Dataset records
————————

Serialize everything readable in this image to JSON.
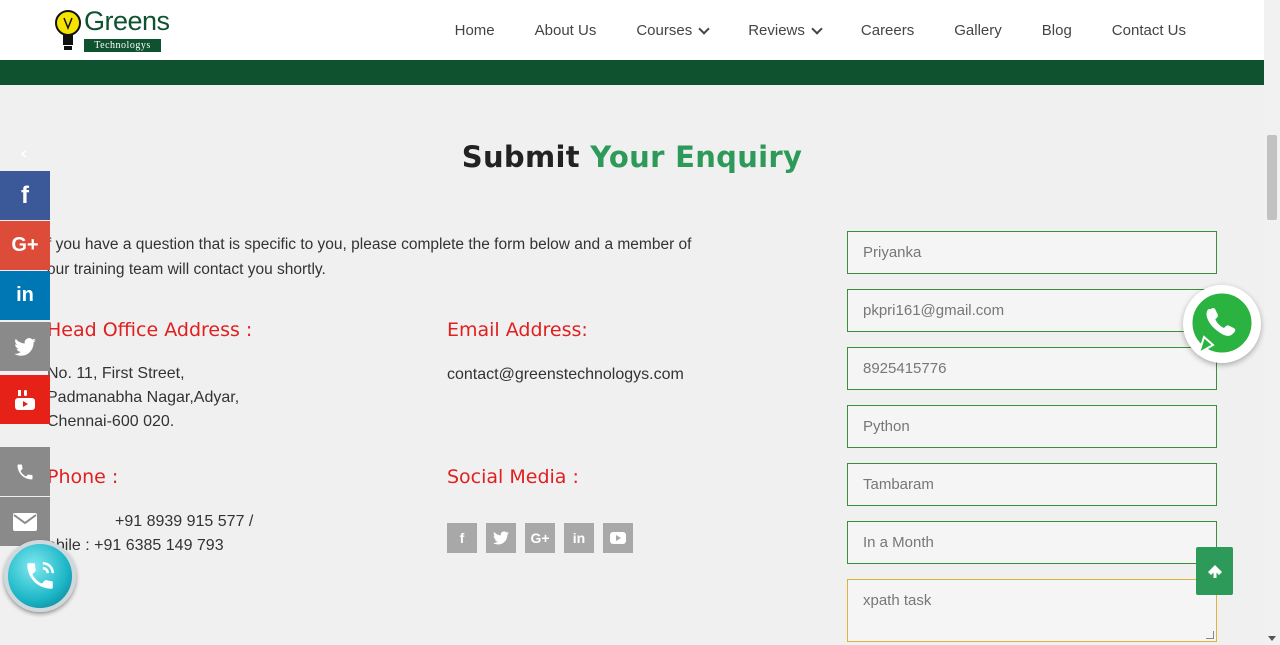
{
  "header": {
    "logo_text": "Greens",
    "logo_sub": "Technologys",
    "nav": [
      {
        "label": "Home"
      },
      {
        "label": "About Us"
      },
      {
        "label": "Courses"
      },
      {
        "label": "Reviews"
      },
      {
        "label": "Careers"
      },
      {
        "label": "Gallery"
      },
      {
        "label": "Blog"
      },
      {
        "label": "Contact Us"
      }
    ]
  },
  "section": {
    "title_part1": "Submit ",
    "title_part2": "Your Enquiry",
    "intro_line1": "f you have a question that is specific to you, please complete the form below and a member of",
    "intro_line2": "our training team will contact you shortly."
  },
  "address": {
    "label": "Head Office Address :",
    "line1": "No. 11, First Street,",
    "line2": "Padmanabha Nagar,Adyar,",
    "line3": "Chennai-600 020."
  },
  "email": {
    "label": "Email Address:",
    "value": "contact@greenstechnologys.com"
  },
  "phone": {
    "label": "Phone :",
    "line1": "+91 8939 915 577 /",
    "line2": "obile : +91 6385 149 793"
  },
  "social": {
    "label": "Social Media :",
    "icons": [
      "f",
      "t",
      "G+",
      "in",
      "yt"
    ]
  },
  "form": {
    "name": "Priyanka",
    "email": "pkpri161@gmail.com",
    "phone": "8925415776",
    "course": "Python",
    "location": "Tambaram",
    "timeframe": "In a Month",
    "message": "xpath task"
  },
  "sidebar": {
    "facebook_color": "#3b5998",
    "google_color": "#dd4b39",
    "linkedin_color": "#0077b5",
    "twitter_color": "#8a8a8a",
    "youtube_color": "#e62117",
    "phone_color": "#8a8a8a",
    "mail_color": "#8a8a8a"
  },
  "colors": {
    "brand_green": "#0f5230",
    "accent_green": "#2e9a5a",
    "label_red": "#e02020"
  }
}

————————

» Problem requirements:
Look over the material above and show each line where "form" appears.

» Response to this task:
    "intro_line1": "f you have a question that is specific to you, please complete the form below and a member of",
  "form": {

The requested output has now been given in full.